Stated goal:
For each line below that contains the string "import", copy that line.

Stored data:
◆ ◆ ◆

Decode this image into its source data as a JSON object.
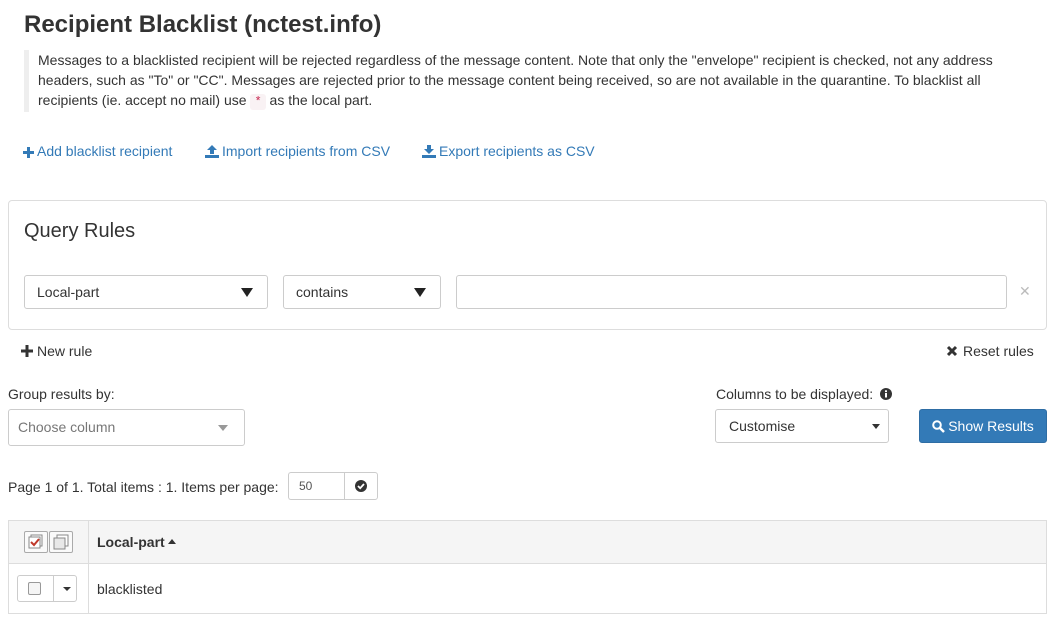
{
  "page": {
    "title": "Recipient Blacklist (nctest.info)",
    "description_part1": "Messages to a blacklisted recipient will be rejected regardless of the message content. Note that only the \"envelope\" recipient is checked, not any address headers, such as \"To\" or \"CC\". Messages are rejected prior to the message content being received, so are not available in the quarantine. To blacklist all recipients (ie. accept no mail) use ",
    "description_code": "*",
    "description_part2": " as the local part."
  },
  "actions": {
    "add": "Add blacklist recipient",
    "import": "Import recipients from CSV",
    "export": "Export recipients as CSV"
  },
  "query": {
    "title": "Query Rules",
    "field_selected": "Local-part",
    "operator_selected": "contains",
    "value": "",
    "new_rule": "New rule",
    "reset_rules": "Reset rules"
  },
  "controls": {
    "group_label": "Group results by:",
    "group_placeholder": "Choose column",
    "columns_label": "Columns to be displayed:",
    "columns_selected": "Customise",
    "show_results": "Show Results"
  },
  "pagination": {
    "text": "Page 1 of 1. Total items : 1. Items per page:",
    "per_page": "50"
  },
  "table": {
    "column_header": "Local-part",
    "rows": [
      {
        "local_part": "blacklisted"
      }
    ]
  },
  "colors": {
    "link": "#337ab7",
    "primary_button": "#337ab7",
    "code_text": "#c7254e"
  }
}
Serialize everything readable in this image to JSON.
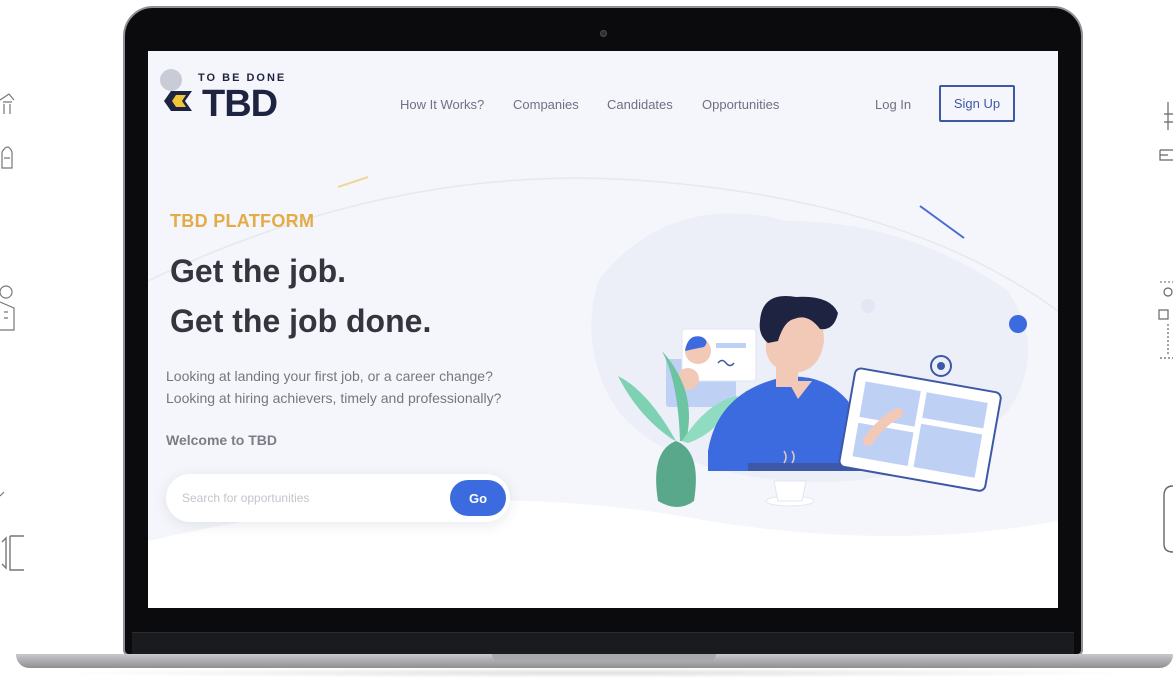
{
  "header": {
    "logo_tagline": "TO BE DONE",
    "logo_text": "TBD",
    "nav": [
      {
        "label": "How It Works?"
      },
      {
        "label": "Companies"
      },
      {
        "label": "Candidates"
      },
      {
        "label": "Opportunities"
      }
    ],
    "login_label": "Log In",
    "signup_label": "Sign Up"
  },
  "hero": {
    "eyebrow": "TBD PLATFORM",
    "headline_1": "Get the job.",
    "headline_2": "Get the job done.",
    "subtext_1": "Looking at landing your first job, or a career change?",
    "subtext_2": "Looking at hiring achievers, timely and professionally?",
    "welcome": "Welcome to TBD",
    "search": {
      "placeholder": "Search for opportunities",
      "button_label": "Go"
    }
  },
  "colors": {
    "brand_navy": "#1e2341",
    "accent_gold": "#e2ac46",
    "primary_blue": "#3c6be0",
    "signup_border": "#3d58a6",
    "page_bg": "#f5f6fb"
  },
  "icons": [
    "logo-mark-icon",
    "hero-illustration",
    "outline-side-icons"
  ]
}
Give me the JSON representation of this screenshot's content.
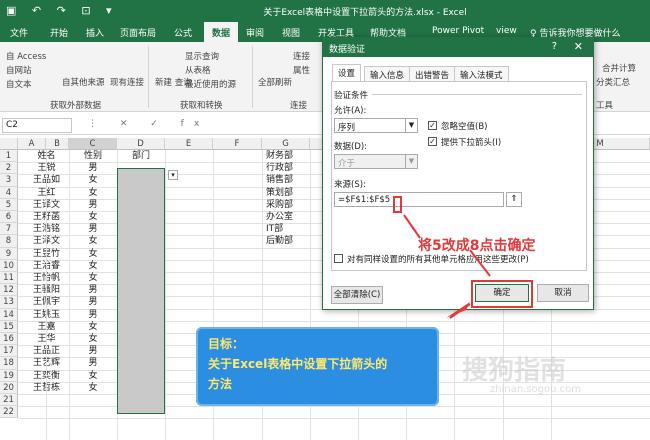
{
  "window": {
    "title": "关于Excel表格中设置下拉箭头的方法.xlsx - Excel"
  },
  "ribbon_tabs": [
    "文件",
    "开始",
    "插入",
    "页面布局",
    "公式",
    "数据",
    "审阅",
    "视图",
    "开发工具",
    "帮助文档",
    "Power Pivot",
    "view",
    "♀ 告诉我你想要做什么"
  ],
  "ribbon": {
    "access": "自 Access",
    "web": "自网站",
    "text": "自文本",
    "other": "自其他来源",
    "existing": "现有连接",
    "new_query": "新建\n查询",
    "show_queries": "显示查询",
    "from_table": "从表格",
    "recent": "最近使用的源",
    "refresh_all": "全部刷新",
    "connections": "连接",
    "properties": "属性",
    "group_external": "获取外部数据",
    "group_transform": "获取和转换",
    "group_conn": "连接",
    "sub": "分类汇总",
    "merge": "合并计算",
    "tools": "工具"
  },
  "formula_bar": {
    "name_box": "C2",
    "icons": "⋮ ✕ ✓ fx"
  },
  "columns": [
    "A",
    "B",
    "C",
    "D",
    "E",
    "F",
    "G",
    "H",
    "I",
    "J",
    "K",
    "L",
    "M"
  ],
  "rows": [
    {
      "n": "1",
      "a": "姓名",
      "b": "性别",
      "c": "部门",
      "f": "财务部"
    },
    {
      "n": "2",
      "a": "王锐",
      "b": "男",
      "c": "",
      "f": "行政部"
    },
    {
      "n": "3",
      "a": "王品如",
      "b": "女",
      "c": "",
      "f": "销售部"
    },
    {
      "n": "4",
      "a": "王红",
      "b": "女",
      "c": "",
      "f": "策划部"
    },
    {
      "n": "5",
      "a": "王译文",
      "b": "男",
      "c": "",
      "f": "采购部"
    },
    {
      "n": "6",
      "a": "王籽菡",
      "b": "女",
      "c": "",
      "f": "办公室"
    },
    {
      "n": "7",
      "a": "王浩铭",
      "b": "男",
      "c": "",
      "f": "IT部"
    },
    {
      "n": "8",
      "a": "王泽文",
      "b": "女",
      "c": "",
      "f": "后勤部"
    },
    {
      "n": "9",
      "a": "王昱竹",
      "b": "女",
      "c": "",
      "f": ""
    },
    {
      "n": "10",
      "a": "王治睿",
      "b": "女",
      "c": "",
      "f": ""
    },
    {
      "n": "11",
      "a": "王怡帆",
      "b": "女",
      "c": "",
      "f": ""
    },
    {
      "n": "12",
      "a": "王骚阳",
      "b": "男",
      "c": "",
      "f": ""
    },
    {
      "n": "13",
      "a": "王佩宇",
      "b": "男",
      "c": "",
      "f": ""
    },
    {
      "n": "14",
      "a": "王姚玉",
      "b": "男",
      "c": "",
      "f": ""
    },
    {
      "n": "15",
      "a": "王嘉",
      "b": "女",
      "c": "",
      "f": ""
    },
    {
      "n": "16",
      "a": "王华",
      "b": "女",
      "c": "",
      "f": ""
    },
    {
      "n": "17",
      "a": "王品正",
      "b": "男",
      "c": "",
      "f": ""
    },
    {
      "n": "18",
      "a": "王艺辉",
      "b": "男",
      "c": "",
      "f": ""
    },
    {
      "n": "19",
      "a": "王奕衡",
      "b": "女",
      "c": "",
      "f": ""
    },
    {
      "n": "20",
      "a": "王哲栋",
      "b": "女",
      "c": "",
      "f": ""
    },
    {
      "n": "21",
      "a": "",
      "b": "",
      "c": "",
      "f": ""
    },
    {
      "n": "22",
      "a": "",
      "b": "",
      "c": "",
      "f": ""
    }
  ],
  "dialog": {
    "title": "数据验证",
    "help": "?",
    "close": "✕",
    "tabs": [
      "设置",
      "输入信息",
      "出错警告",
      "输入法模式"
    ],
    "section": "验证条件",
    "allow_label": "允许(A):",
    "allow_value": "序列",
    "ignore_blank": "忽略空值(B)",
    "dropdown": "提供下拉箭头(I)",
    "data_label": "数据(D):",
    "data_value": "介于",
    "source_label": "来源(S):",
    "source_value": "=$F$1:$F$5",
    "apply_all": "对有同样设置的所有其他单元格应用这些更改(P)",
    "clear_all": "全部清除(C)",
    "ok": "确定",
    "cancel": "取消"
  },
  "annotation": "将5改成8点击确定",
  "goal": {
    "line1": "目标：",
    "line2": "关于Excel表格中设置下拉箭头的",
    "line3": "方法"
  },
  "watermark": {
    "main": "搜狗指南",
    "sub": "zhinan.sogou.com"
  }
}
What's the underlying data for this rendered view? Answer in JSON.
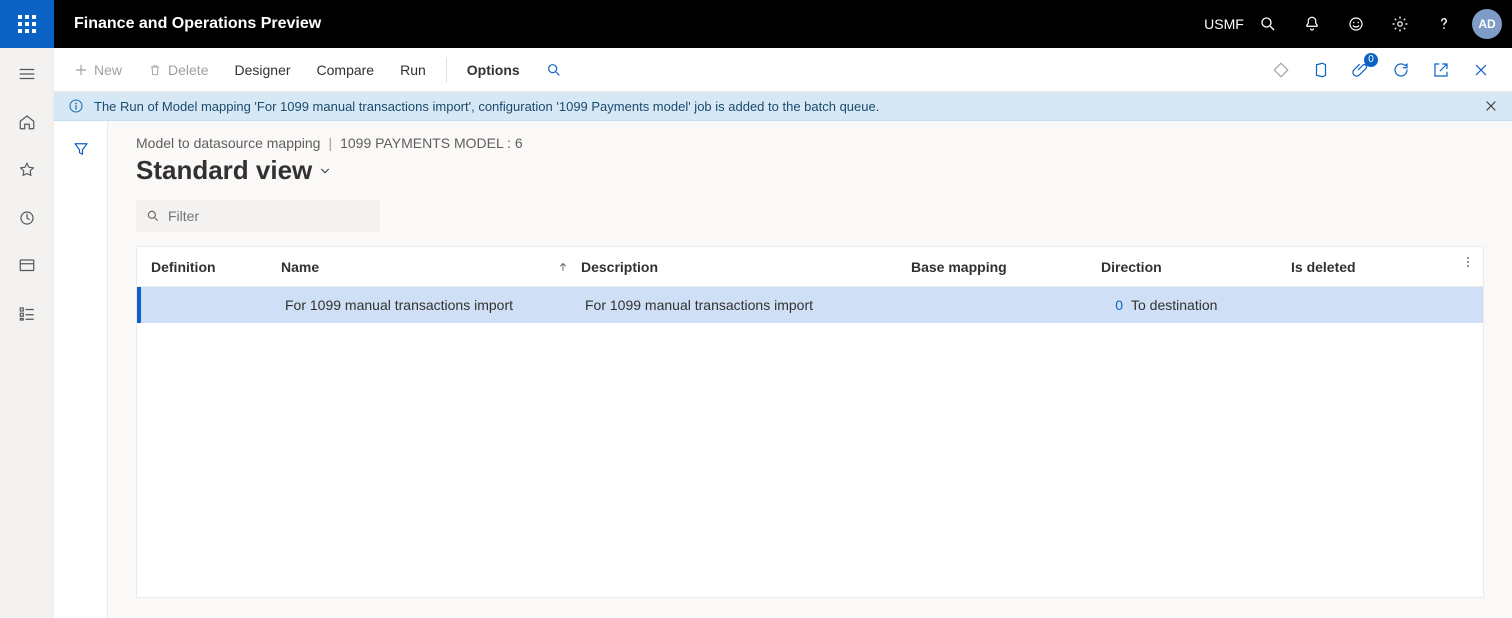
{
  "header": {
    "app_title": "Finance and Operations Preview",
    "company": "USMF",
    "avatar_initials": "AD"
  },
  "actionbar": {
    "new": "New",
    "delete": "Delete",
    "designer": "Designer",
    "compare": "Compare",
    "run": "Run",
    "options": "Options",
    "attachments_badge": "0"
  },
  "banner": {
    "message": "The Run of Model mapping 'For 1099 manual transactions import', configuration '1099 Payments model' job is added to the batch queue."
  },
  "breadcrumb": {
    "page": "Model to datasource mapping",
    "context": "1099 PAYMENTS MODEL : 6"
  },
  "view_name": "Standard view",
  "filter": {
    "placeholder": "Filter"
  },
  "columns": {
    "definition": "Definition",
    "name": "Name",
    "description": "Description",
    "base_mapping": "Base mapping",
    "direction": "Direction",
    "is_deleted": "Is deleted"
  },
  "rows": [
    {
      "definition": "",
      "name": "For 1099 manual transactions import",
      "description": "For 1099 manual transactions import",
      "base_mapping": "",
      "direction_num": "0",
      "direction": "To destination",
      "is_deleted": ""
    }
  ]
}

◆ ◆ ◆

Result of this task:
    "import": "Import recipients from CSV",
    "message": "The Run of Model mapping 'For 1099 manual transactions import', configuration '1099 Payments model' job is added to the batch queue."
      "name": "For 1099 manual transactions import",
      "description": "For 1099 manual transactions import",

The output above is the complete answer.